• [EXERCISE OBJECTIVE]: Every entry should be repeated exactly. Omit the pictures.

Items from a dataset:
>>

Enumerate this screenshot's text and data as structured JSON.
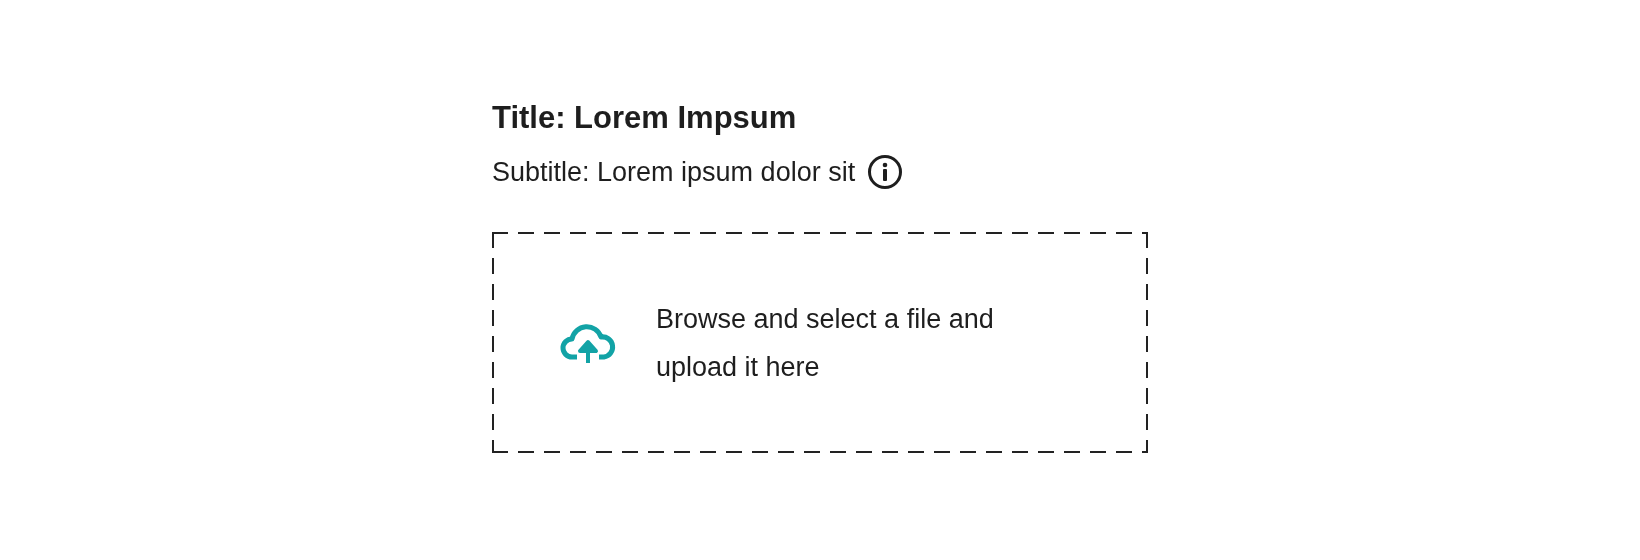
{
  "title": "Title: Lorem Impsum",
  "subtitle": "Subtitle: Lorem ipsum dolor sit",
  "dropzone": {
    "text": "Browse and select a file and upload it here"
  }
}
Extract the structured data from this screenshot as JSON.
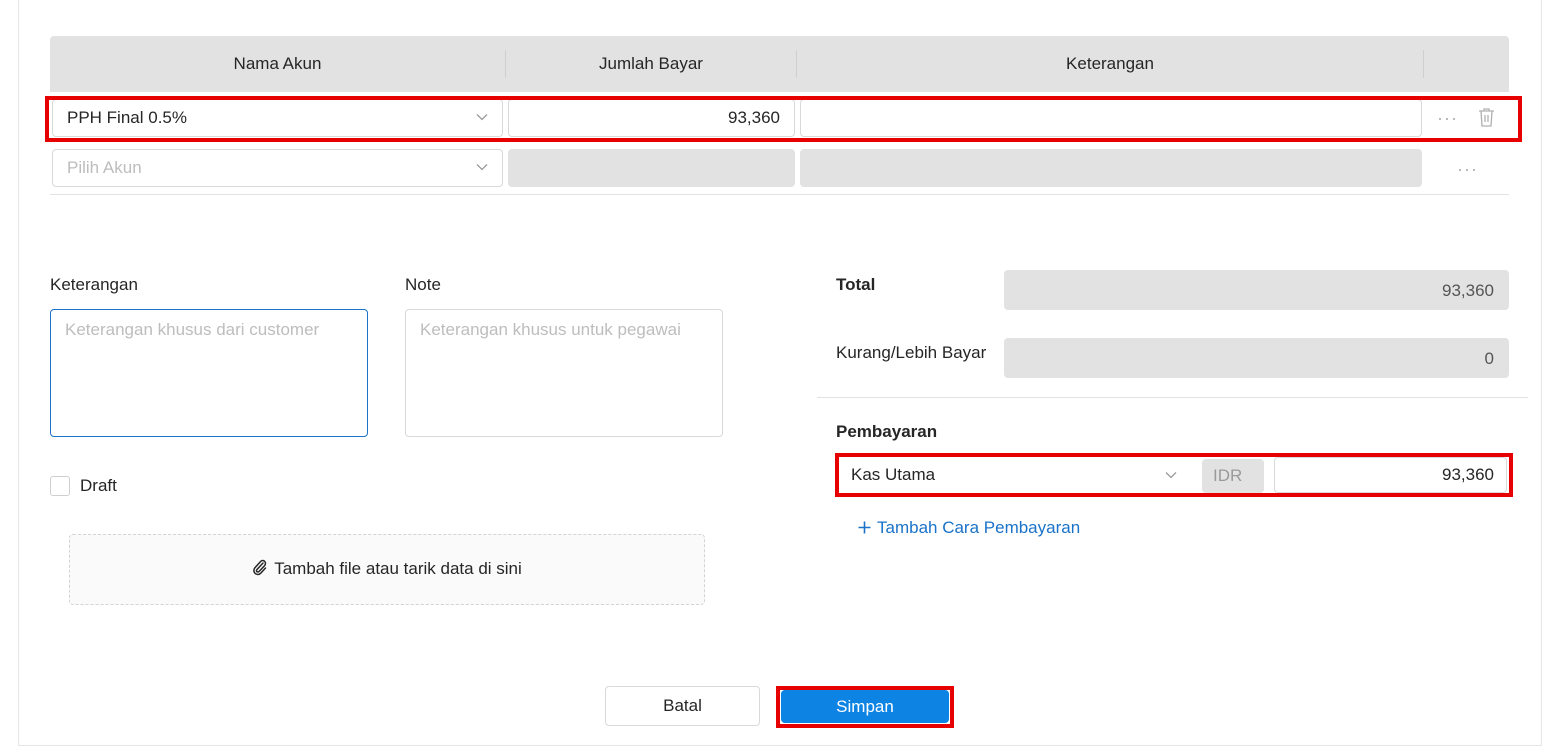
{
  "table": {
    "headers": [
      "Nama Akun",
      "Jumlah Bayar",
      "Keterangan"
    ],
    "rows": [
      {
        "account": "PPH Final 0.5%",
        "amount": "93,360",
        "note": ""
      },
      {
        "account_placeholder": "Pilih Akun"
      }
    ],
    "more_icon": "···"
  },
  "notes": {
    "keterangan_label": "Keterangan",
    "keterangan_placeholder": "Keterangan khusus dari customer",
    "note_label": "Note",
    "note_placeholder": "Keterangan khusus untuk pegawai",
    "draft_label": "Draft",
    "attach_label": "Tambah file atau tarik data di sini"
  },
  "summary": {
    "total_label": "Total",
    "total_value": "93,360",
    "diff_label": "Kurang/Lebih Bayar",
    "diff_value": "0"
  },
  "payment": {
    "title": "Pembayaran",
    "method": "Kas Utama",
    "currency": "IDR",
    "amount": "93,360",
    "add_label": "Tambah Cara Pembayaran"
  },
  "actions": {
    "cancel": "Batal",
    "save": "Simpan"
  },
  "colors": {
    "accent": "#0d83e3",
    "highlight": "#e60000"
  }
}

<<

• [SOLUTION TO THIS PROBLEM]:
Enumerate this screenshot's text and data as structured JSON.
{
  "title": "Title: Lorem Impsum",
  "subtitle": "Subtitle: Lorem ipsum dolor sit",
  "dropzone": {
    "text": "Browse and select a file and upload it here"
  }
}
Extract the structured data from this screenshot as JSON.
{
  "table": {
    "headers": [
      "Nama Akun",
      "Jumlah Bayar",
      "Keterangan"
    ],
    "rows": [
      {
        "account": "PPH Final 0.5%",
        "amount": "93,360",
        "note": ""
      },
      {
        "account_placeholder": "Pilih Akun"
      }
    ],
    "more_icon": "···"
  },
  "notes": {
    "keterangan_label": "Keterangan",
    "keterangan_placeholder": "Keterangan khusus dari customer",
    "note_label": "Note",
    "note_placeholder": "Keterangan khusus untuk pegawai",
    "draft_label": "Draft",
    "attach_label": "Tambah file atau tarik data di sini"
  },
  "summary": {
    "total_label": "Total",
    "total_value": "93,360",
    "diff_label": "Kurang/Lebih Bayar",
    "diff_value": "0"
  },
  "payment": {
    "title": "Pembayaran",
    "method": "Kas Utama",
    "currency": "IDR",
    "amount": "93,360",
    "add_label": "Tambah Cara Pembayaran"
  },
  "actions": {
    "cancel": "Batal",
    "save": "Simpan"
  },
  "colors": {
    "accent": "#0d83e3",
    "highlight": "#e60000"
  }
}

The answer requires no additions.